_Task brief_: Copy every entry precisely.

(Dataset items)
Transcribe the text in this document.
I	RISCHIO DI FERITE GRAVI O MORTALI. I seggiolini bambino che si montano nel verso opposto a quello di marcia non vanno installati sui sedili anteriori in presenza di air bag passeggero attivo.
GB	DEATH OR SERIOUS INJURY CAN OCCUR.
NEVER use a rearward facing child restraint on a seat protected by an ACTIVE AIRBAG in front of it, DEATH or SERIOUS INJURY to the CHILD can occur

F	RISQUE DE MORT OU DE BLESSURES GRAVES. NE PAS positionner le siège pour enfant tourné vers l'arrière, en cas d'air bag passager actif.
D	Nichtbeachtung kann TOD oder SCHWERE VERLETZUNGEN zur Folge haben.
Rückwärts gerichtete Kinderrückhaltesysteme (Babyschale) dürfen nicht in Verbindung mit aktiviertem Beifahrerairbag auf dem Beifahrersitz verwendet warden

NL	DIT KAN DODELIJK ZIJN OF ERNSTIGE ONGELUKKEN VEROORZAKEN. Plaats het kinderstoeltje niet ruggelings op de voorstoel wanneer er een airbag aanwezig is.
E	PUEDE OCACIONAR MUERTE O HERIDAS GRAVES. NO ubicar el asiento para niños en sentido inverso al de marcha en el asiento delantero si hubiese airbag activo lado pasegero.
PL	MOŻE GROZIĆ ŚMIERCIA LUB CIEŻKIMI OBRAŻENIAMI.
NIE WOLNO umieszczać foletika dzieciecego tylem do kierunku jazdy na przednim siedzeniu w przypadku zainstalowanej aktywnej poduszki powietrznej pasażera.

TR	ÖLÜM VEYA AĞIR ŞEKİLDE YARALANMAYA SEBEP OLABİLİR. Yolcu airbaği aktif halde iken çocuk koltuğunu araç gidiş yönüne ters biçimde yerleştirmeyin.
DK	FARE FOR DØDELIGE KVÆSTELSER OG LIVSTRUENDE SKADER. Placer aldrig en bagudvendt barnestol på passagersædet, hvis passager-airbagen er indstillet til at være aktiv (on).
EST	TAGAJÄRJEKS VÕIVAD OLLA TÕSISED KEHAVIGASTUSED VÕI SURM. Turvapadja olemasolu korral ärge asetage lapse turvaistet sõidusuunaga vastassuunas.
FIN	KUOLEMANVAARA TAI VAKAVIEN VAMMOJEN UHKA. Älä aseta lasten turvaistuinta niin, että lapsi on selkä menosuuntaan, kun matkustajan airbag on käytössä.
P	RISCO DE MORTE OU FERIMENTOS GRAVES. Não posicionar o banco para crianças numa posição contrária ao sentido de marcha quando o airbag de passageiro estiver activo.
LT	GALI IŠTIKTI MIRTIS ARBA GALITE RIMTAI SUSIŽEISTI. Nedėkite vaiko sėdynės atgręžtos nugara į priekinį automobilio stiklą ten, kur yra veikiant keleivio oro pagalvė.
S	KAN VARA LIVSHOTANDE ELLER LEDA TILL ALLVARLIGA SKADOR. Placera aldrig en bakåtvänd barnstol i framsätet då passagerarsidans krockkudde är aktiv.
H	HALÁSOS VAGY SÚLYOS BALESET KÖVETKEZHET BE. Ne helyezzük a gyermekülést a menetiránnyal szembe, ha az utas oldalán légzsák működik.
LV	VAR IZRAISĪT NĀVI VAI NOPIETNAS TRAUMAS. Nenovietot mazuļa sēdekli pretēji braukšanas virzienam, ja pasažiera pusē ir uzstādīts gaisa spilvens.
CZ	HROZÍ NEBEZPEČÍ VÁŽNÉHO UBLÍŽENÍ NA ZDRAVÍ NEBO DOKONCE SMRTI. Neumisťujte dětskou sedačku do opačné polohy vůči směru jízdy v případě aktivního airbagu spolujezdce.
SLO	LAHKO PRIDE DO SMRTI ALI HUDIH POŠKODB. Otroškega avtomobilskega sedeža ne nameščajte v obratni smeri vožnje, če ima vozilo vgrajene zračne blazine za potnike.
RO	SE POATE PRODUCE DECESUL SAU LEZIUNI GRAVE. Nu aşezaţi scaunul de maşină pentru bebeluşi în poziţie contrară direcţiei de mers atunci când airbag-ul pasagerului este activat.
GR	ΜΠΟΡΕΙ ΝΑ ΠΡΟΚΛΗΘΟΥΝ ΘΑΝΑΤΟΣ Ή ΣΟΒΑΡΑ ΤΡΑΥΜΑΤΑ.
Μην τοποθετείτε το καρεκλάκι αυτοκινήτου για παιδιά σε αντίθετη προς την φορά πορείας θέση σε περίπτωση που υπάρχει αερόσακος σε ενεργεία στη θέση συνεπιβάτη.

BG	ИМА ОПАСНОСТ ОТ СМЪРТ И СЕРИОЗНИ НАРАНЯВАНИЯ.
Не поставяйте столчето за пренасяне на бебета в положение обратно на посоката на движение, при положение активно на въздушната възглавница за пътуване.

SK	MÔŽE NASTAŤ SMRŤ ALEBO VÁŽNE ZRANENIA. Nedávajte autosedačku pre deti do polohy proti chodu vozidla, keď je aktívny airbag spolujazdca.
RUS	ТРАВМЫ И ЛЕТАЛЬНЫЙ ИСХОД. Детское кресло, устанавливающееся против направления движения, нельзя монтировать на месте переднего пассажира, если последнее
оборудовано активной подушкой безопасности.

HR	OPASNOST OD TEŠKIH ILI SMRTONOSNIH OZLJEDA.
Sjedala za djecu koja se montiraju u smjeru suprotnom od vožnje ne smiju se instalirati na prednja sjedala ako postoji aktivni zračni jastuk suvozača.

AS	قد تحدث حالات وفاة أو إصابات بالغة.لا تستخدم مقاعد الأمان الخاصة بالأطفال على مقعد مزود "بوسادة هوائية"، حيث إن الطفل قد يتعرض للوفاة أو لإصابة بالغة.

_The output_:
Transcribe the text in this document.
I	RISCHIO DI FERITE GRAVI O MORTALI. I seggiolini bambino che si montano nel verso opposto a quello di marcia non vanno installati sui sedili anteriori in presenza di air bag passeggero attivo.
GB	DEATH OR SERIOUS INJURY CAN OCCUR.
NEVER use a rearward facing child restraint on a seat protected by an ACTIVE AIRBAG in front of it, DEATH or SERIOUS INJURY to the CHILD can occur

F	RISQUE DE MORT OU DE BLESSURES GRAVES. NE PAS positionner le siège pour enfant tourné vers l'arrière, en cas d'air bag passager actif.
D	Nichtbeachtung kann TOD oder SCHWERE VERLETZUNGEN zur Folge haben.
Rückwärts gerichtete Kinderrückhaltesysteme (Babyschale) dürfen nicht in Verbindung mit aktiviertem Beifahrerairbag auf dem Beifahrersitz verwendet warden

NL	DIT KAN DODELIJK ZIJN OF ERNSTIGE ONGELUKKEN VEROORZAKEN. Plaats het kinderstoeltje niet ruggelings op de voorstoel wanneer er een airbag aanwezig is.
E	PUEDE OCACIONAR MUERTE O HERIDAS GRAVES. NO ubicar el asiento para niños en sentido inverso al de marcha en el asiento delantero si hubiese airbag activo lado pasegero.
PL	MOŻE GROZIĆ ŚMIERCIA LUB CIEŻKIMI OBRAŻENIAMI.
NIE WOLNO umieszczać foletika dzieciecego tylem do kierunku jazdy na przednim siedzeniu w przypadku zainstalowanej aktywnej poduszki powietrznej pasażera.

TR	ÖLÜM VEYA AĞIR ŞEKİLDE YARALANMAYA SEBEP OLABİLİR. Yolcu airbaği aktif halde iken çocuk koltuğunu araç gidiş yönüne ters biçimde yerleştirmeyin.
DK	FARE FOR DØDELIGE KVÆSTELSER OG LIVSTRUENDE SKADER. Placer aldrig en bagudvendt barnestol på passagersædet, hvis passager-airbagen er indstillet til at være aktiv (on).
EST	TAGAJÄRJEKS VÕIVAD OLLA TÕSISED KEHAVIGASTUSED VÕI SURM. Turvapadja olemasolu korral ärge asetage lapse turvaistet sõidusuunaga vastassuunas.
FIN	KUOLEMANVAARA TAI VAKAVIEN VAMMOJEN UHKA. Älä aseta lasten turvaistuinta niin, että lapsi on selkä menosuuntaan, kun matkustajan airbag on käytössä.
P	RISCO DE MORTE OU FERIMENTOS GRAVES. Não posicionar o banco para crianças numa posição contrária ao sentido de marcha quando o airbag de passageiro estiver activo.
LT	GALI IŠTIKTI MIRTIS ARBA GALITE RIMTAI SUSIŽEISTI. Nedėkite vaiko sėdynės atgręžtos nugara į priekinį automobilio stiklą ten, kur yra veikiant keleivio oro pagalvė.
S	KAN VARA LIVSHOTANDE ELLER LEDA TILL ALLVARLIGA SKADOR. Placera aldrig en bakåtvänd barnstol i framsätet då passagerarsidans krockkudde är aktiv.
H	HALÁSOS VAGY SÚLYOS BALESET KÖVETKEZHET BE. Ne helyezzük a gyermekülést a menetiránnyal szembe, ha az utas oldalán légzsák működik.
LV	VAR IZRAISĪT NĀVI VAI NOPIETNAS TRAUMAS. Nenovietot mazuļa sēdekli pretēji braukšanas virzienam, ja pasažiera pusē ir uzstādīts gaisa spilvens.
CZ	HROZÍ NEBEZPEČÍ VÁŽNÉHO UBLÍŽENÍ NA ZDRAVÍ NEBO DOKONCE SMRTI. Neumisťujte dětskou sedačku do opačné polohy vůči směru jízdy v případě aktivního airbagu spolujezdce.
SLO	LAHKO PRIDE DO SMRTI ALI HUDIH POŠKODB. Otroškega avtomobilskega sedeža ne nameščajte v obratni smeri vožnje, če ima vozilo vgrajene zračne blazine za potnike.
RO	SE POATE PRODUCE DECESUL SAU LEZIUNI GRAVE. Nu aşezaţi scaunul de maşină pentru bebeluşi în poziţie contrară direcţiei de mers atunci când airbag-ul pasagerului este activat.
GR	ΜΠΟΡΕΙ ΝΑ ΠΡΟΚΛΗΘΟΥΝ ΘΑΝΑΤΟΣ Ή ΣΟΒΑΡΑ ΤΡΑΥΜΑΤΑ.
Μην τοποθετείτε το καρεκλάκι αυτοκινήτου για παιδιά σε αντίθετη προς την φορά πορείας θέση σε περίπτωση που υπάρχει αερόσακος σε ενεργεία στη θέση συνεπιβάτη.

BG	ИМА ОПАСНОСТ ОТ СМЪРТ И СЕРИОЗНИ НАРАНЯВАНИЯ.
Не поставяйте столчето за пренасяне на бебета в положение обратно на посоката на движение, при положение активно на въздушната възглавница за пътуване.

SK	MÔŽE NASTAŤ SMRŤ ALEBO VÁŽNE ZRANENIA. Nedávajte autosedačku pre deti do polohy proti chodu vozidla, keď je aktívny airbag spolujazdca.
RUS	ТРАВМЫ И ЛЕТАЛЬНЫЙ ИСХОД. Детское кресло, устанавливающееся против направления движения, нельзя монтировать на месте переднего пассажира, если последнее
оборудовано активной подушкой безопасности.

HR	OPASNOST OD TEŠKIH ILI SMRTONOSNIH OZLJEDA.
Sjedala za djecu koja se montiraju u smjeru suprotnom od vožnje ne smiju se instalirati na prednja sjedala ako postoji aktivni zračni jastuk suvozača.

AS	قد تحدث حالات وفاة أو إصابات بالغة.لا تستخدم مقاعد الأمان الخاصة بالأطفال على مقعد مزود "بوسادة هوائية"، حيث إن الطفل قد يتعرض للوفاة أو لإصابة بالغة.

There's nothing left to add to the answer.